====== Document passage

It is known (Carburants et Moteurs, J. C. Guibet, Edition Technip, Volume 1 (1987)) that the chemical nature of the olefins contained in gasolines contributes greatly to the octane number of said gasolines. The olefins can for this reason be classified into two distinct categories:
The purpose of the present invention is to produce, from a gasoline cut having from 4 to 15 carbon atoms, and preferably from 4 to 11 carbon atoms, a gasoline cut with an improved octane number relative to that of the starting cut, and a gasoline cut with a cetane number at least equal to 35, and preferably greater than 45.
Moreover, the effluents originating from the processes for converting more or less heavy atmospheric distillation residues, or crude oil under vacuum, such as, for example the gasoline cuts originating from the fluidized-bed catalytic cracking (FCC) process, have an olefins content generally comprised between 10 and 80%.
Said effluents feature in the composition of commercial gasolines at a level of 20 to 40% depending on geographical origin (27% in Western Europe and 36% in the USA).
It is probable that, within the framework of protection of the environment, standards relating to commercial gasolines will, in the years to come, be geared towards an increasingly stringent reduction in the olefins content allowed in said gasolines.
From the different points above, it follows that the production of gasolines with a low level of olefins, but preserving an acceptable octane number, can be achieved only by selecting as a base for gasoline, exclusively or in very high proportions, branched olefins with a high octane number.
One of the aims of the present invention is to separate the linear olefins from the branched olefins of an initial gasoline charge.
Another aim of the present invention is to provide a solution allowing increased flexibility of management of the products originating in the refinery.
More precisely, the use of the present process can advantageously make it possible to modulate the gasoline/gas oil proportions obtained leaving the refinery, depending on market requirements.
Different processes for conversion of olefins making it possible to increase their octane number are known.
For example, there can be mentioned aliphatic alkylation between paraffins and olefins in order to produce gasoline cuts with a high octane number. This process can use mineral acids such as sulphuric acid (Symposium on Hydrogen Transfer in Hydrocarbon Processing, 208th National Meeting, American Chemical Society—August 1994), catalysts soluble in a solvent (EP 0714871) or heterogeneous catalysts (U.S. Pat. No. 4,956,518).

============

■ Set problem 1 ■
List every publication and patent document cited in the gasoline olefins passage.
■ Set problem 2 ■
Output everything in the gasoline olefins passage from "Moreover, the effluents" down to "in said gasolines.".
The lines that follow come from a separate source.

====== Entries provided

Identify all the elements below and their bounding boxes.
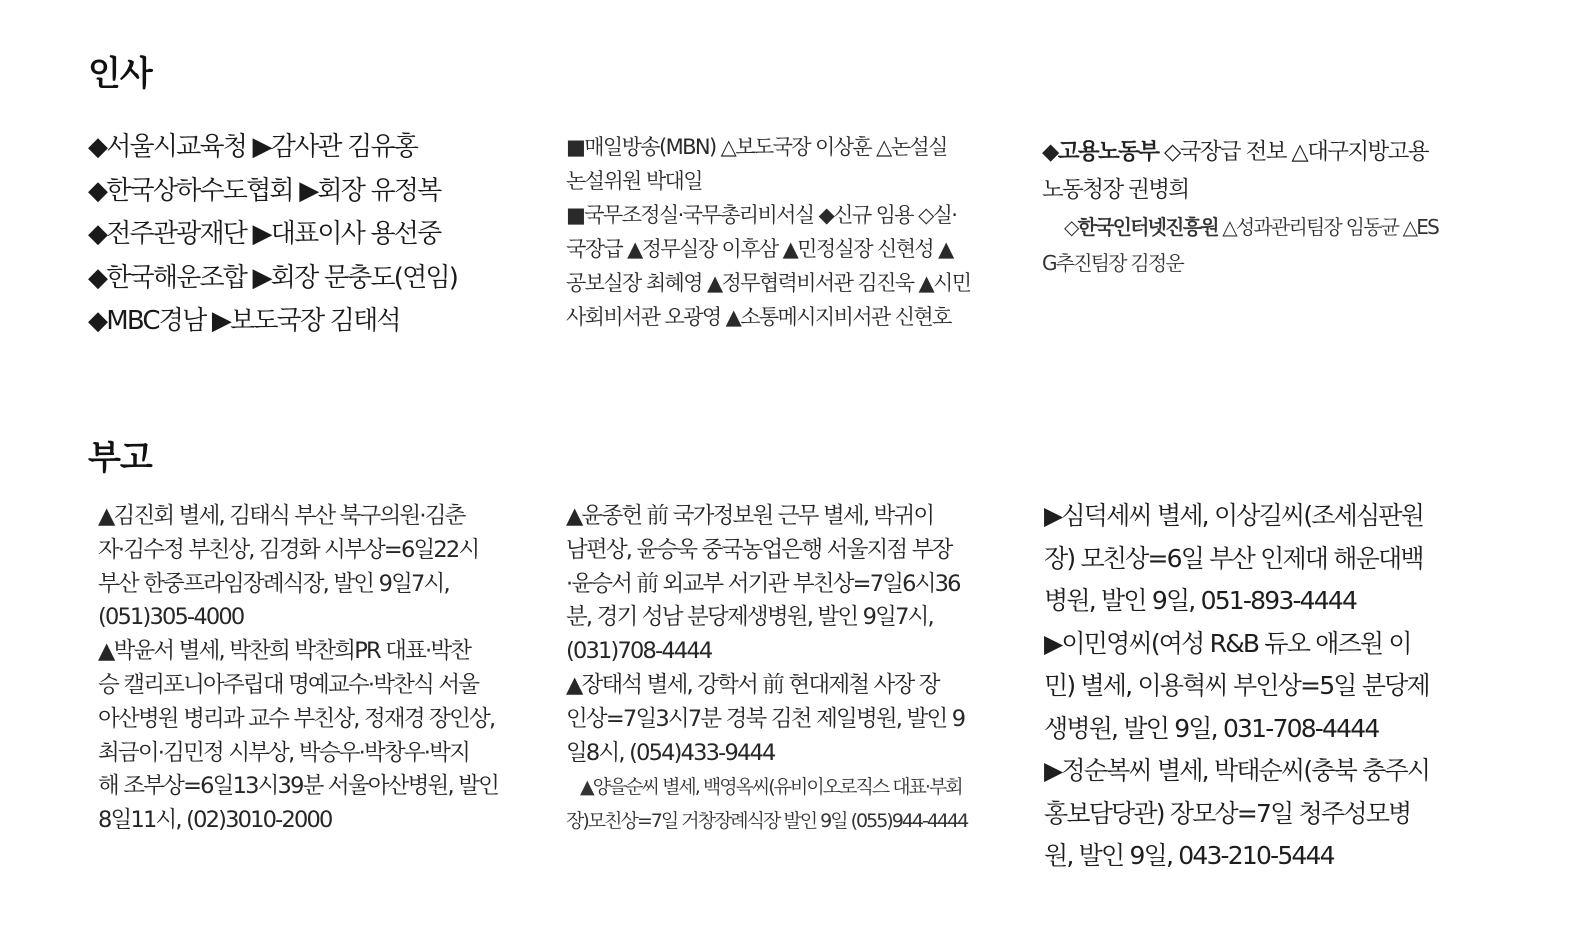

============
====== Entries provided

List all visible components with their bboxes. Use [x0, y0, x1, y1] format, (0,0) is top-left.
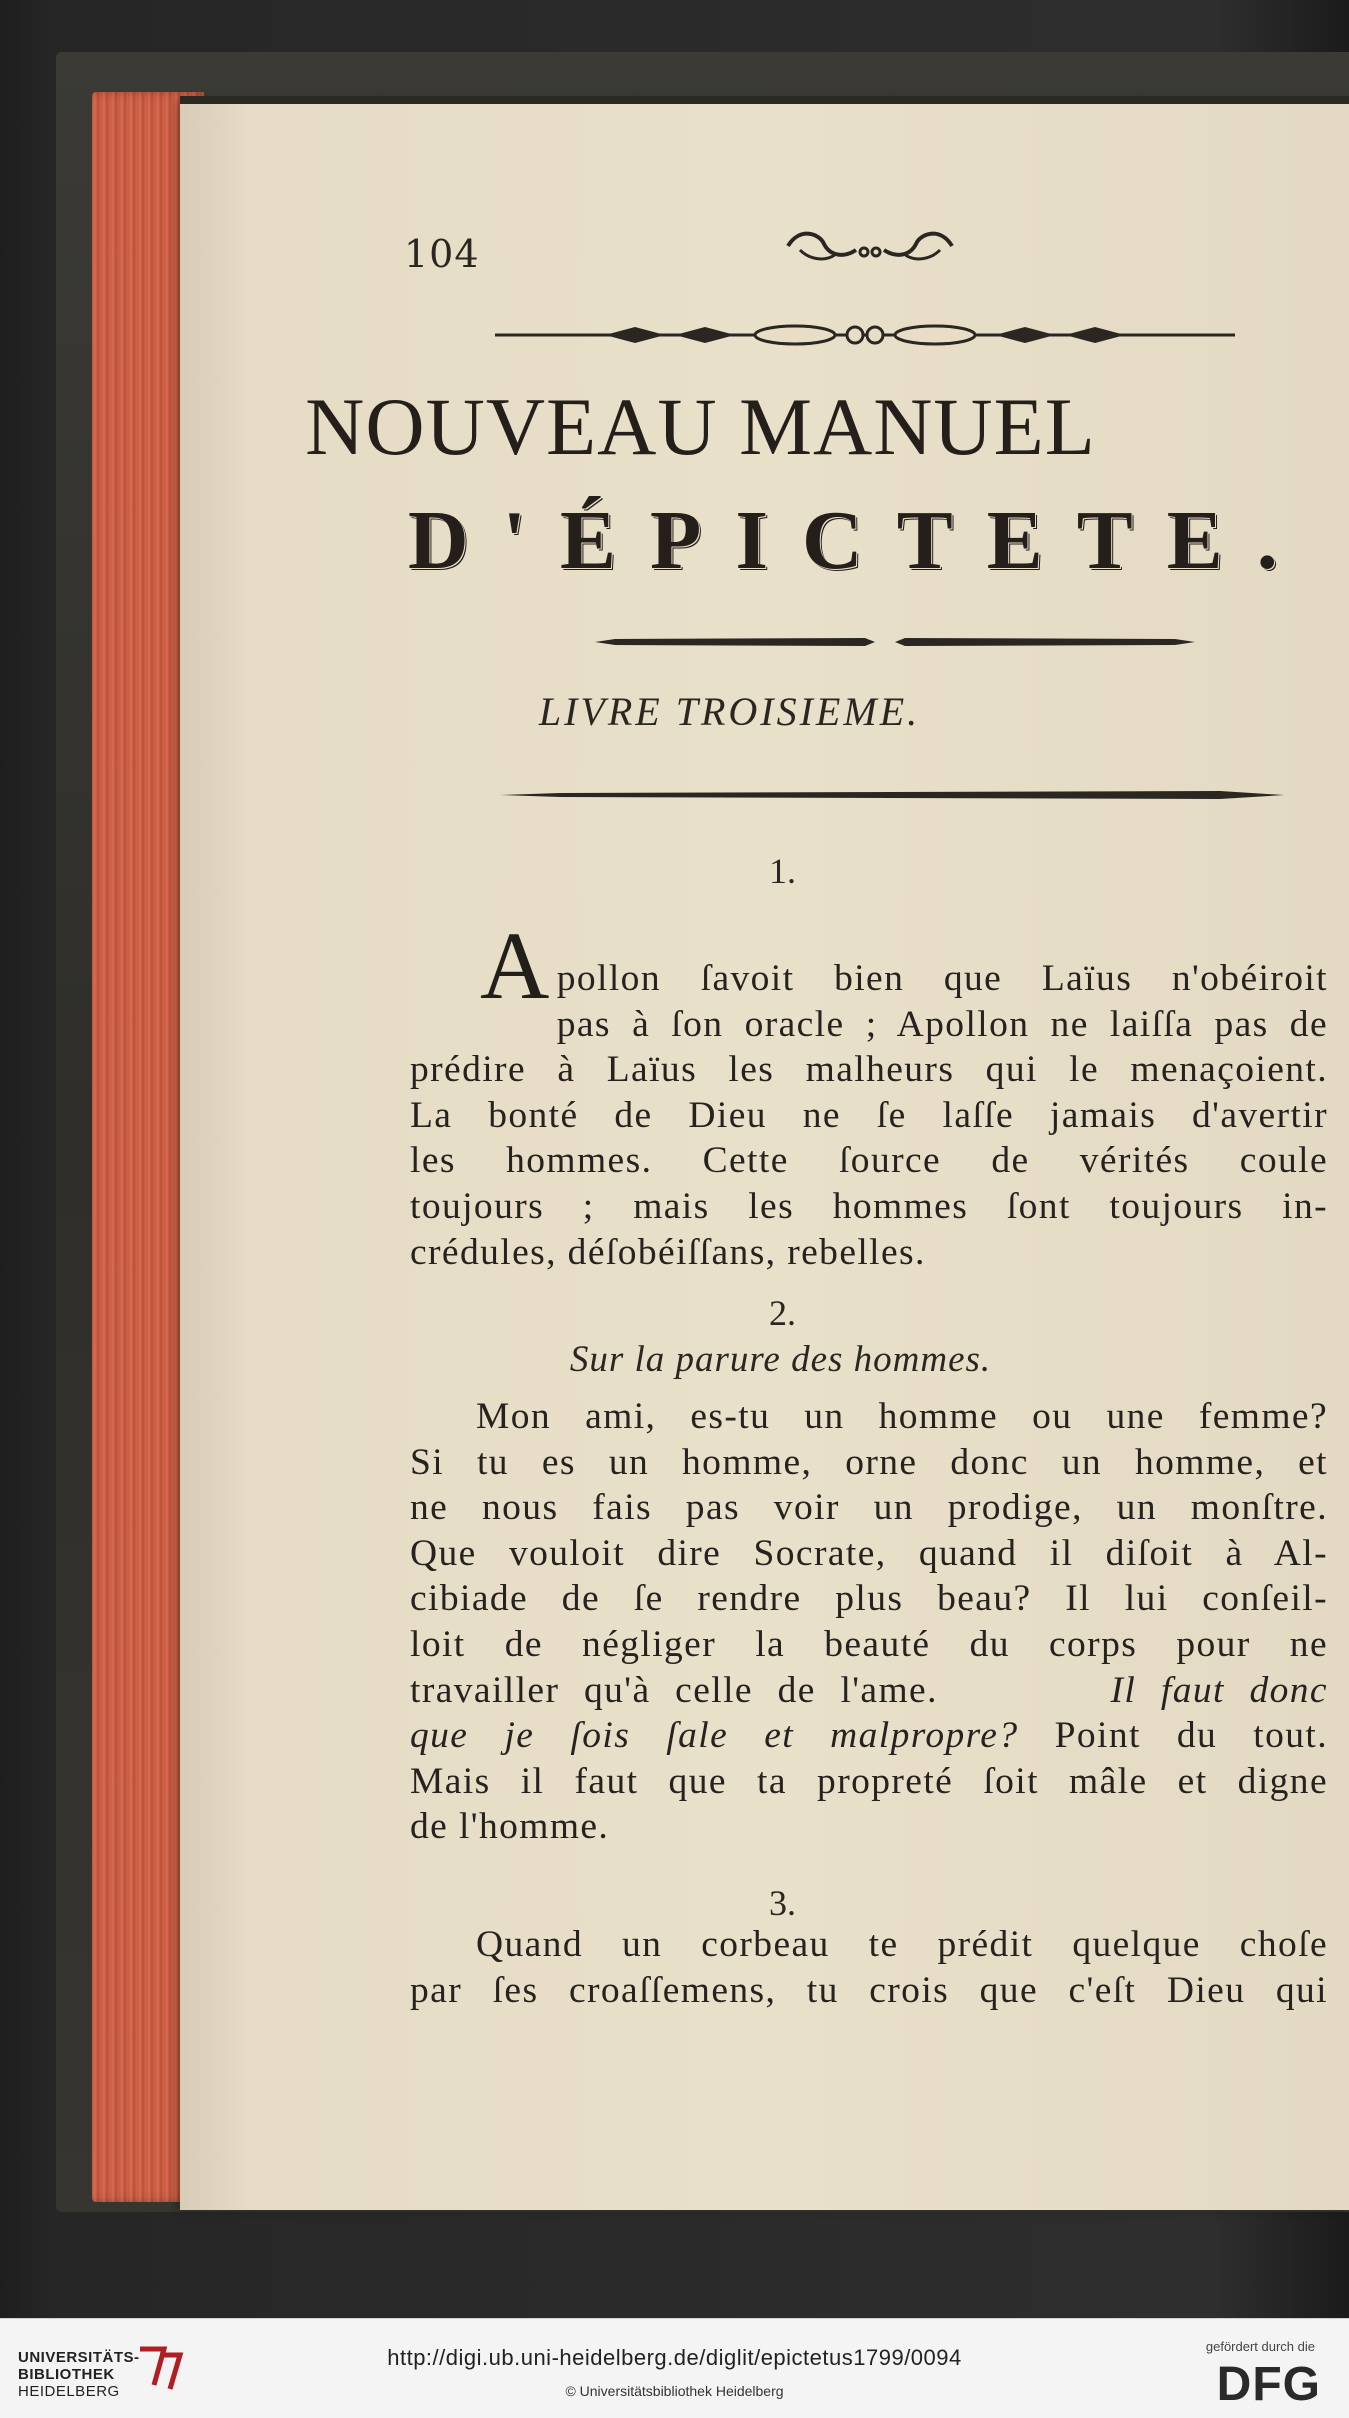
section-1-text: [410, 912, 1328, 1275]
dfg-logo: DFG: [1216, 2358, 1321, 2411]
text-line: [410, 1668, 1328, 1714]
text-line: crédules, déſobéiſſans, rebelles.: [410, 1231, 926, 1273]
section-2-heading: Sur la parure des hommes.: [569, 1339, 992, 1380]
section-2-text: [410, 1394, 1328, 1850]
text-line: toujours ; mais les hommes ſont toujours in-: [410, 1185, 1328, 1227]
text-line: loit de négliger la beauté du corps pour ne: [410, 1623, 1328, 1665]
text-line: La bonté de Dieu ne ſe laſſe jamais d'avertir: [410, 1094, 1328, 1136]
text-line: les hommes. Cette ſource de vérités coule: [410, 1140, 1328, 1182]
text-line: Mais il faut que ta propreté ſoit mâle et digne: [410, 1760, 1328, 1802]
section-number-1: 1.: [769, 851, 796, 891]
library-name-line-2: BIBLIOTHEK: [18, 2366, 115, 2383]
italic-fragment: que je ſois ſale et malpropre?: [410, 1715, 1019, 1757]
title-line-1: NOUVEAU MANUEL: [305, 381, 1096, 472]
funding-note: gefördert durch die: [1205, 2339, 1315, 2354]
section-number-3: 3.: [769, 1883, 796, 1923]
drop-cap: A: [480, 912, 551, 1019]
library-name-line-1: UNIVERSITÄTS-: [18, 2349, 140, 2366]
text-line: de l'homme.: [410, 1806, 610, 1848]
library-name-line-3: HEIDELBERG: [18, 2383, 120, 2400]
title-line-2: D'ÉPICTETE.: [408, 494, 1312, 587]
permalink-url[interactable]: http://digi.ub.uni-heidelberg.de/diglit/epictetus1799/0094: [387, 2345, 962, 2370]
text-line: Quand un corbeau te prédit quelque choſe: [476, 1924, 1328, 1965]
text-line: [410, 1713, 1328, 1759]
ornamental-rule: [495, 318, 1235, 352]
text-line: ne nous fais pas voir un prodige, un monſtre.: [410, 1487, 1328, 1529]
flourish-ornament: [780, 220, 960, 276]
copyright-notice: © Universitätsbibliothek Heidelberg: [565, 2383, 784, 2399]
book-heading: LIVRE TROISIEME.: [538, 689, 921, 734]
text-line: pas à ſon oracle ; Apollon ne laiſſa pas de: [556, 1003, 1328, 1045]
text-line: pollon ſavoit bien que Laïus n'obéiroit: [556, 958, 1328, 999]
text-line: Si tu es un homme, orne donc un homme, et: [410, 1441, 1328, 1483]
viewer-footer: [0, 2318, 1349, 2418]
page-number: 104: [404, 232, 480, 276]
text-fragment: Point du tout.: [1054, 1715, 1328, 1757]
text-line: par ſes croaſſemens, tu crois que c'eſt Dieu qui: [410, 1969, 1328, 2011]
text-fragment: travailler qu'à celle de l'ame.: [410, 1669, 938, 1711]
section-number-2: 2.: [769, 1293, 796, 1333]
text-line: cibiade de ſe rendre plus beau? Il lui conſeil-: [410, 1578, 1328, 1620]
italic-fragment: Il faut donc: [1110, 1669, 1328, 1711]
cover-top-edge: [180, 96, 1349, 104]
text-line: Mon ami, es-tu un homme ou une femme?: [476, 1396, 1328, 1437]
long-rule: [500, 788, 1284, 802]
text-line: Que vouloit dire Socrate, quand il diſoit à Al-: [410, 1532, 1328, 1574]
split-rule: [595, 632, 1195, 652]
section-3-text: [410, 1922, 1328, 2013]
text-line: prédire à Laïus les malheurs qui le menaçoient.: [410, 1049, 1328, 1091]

============

■ Correct answer 1 ■
- Carburants et Moteurs, J. C. Guibet, Edition Technip, Volume 1 (1987)
- Symposium on Hydrogen Transfer in Hydrocarbon Processing, 208th National Meeting, American Chemical Society—August 1994
- EP 0714871
- U.S. Pat. No. 4,956,518

■ Correct answer 2 ■
Moreover, the effluents originating from the processes for converting more or less heavy atmospheric distillation residues, or crude oil under vacuum, such as, for example the gasoline cuts originating from the fluidized-bed catalytic cracking (FCC) process, have an olefins content generally comprised between 10 and 80%.
Said effluents feature in the composition of commercial gasolines at a level of 20 to 40% depending on geographical origin (27% in Western Europe and 36% in the USA).
It is probable that, within the framework of protection of the environment, standards relating to commercial gasolines will, in the years to come, be geared towards an increasingly stringent reduction in the olefins content allowed in said gasolines.